→ Problem: Reproduce all of the data word for word.

→ Dataset:
------------

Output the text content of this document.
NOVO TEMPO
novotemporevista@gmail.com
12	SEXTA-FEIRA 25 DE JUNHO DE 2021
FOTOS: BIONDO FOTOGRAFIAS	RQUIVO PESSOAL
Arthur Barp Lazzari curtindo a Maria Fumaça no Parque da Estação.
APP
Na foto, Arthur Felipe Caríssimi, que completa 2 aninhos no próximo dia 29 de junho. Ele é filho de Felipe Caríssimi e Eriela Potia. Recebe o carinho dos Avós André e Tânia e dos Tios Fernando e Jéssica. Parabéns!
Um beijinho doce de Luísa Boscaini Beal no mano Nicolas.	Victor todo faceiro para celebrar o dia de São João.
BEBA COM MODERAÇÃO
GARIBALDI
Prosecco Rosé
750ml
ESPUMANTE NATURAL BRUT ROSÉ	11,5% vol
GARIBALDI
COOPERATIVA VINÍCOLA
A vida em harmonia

------------

→ Solution for this task:
Output the text content of this document.
NOVO TEMPO
novotemporevista@gmail.com
12	SEXTA-FEIRA 25 DE JUNHO DE 2021
FOTOS: BIONDO FOTOGRAFIAS	RQUIVO PESSOAL
Arthur Barp Lazzari curtindo a Maria Fumaça no Parque da Estação.
APP
Na foto, Arthur Felipe Caríssimi, que completa 2 aninhos no próximo dia 29 de junho. Ele é filho de Felipe Caríssimi e Eriela Potia. Recebe o carinho dos Avós André e Tânia e dos Tios Fernando e Jéssica. Parabéns!
Um beijinho doce de Luísa Boscaini Beal no mano Nicolas.	Victor todo faceiro para celebrar o dia de São João.
BEBA COM MODERAÇÃO
GARIBALDI
Prosecco Rosé
750ml
ESPUMANTE NATURAL BRUT ROSÉ	11,5% vol
GARIBALDI
COOPERATIVA VINÍCOLA
A vida em harmonia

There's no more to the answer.